• **What the task requires**: Wherever the string "Model" appears in the listing, copy that line.

• **Records from a dataset**:
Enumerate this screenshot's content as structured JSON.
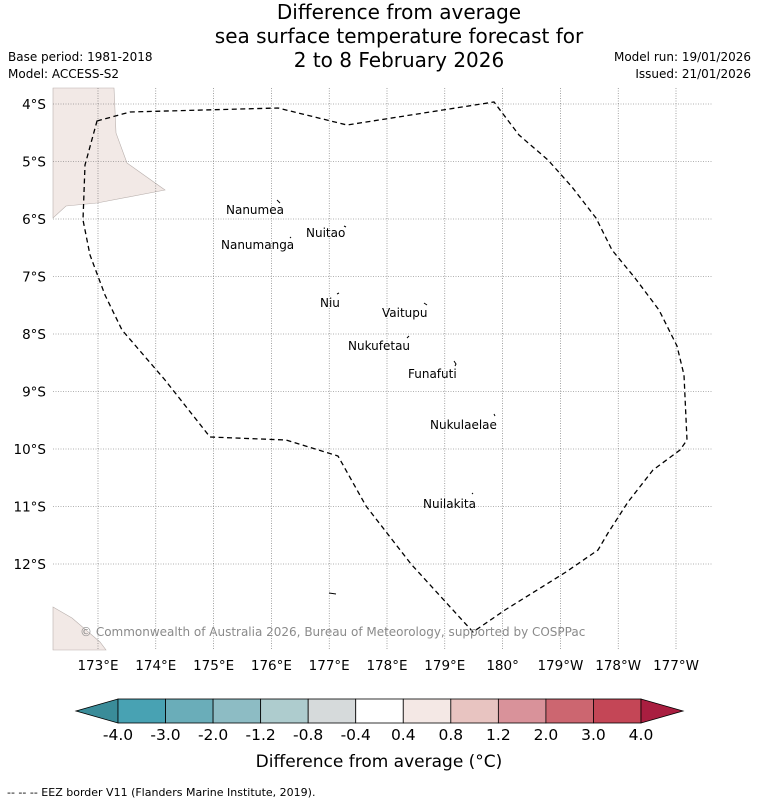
{
  "title": {
    "line1": "Difference from average",
    "line2": "sea surface temperature forecast for",
    "line3": "2 to 8 February 2026"
  },
  "meta": {
    "base_period": "Base period: 1981-2018",
    "model": "Model: ACCESS-S2",
    "model_run": "Model run: 19/01/2026",
    "issued": "Issued: 21/01/2026"
  },
  "map": {
    "lat_labels": [
      "4°S",
      "5°S",
      "6°S",
      "7°S",
      "8°S",
      "9°S",
      "10°S",
      "11°S",
      "12°S"
    ],
    "lon_labels": [
      "173°E",
      "174°E",
      "175°E",
      "176°E",
      "177°E",
      "178°E",
      "179°E",
      "180°",
      "179°W",
      "178°W",
      "177°W"
    ],
    "places": [
      "Nanumea",
      "Nuitao",
      "Nanumanga",
      "Niu",
      "Vaitupu",
      "Nukufetau",
      "Funafuti",
      "Nukulaelae",
      "Nuilakita"
    ],
    "copyright": "© Commonwealth of Australia 2026, Bureau of Meteorology, supported by COSPPac"
  },
  "colorbar": {
    "ticks": [
      "-4.0",
      "-3.0",
      "-2.0",
      "-1.2",
      "-0.8",
      "-0.4",
      "0.4",
      "0.8",
      "1.2",
      "2.0",
      "3.0",
      "4.0"
    ],
    "colors": [
      "#3a8c99",
      "#48a2b3",
      "#6aadb9",
      "#8dbcc4",
      "#aeccce",
      "#d6dadb",
      "#ffffff",
      "#f4e8e5",
      "#e8c4c1",
      "#d9929a",
      "#cc6670",
      "#c44656",
      "#a91e40"
    ],
    "label": "Difference from average (°C)"
  },
  "footer": "-- -- -- EEZ border V11 (Flanders Marine Institute, 2019)."
}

• **Full response**:
    "model": "Model: ACCESS-S2",
    "model_run": "Model run: 19/01/2026",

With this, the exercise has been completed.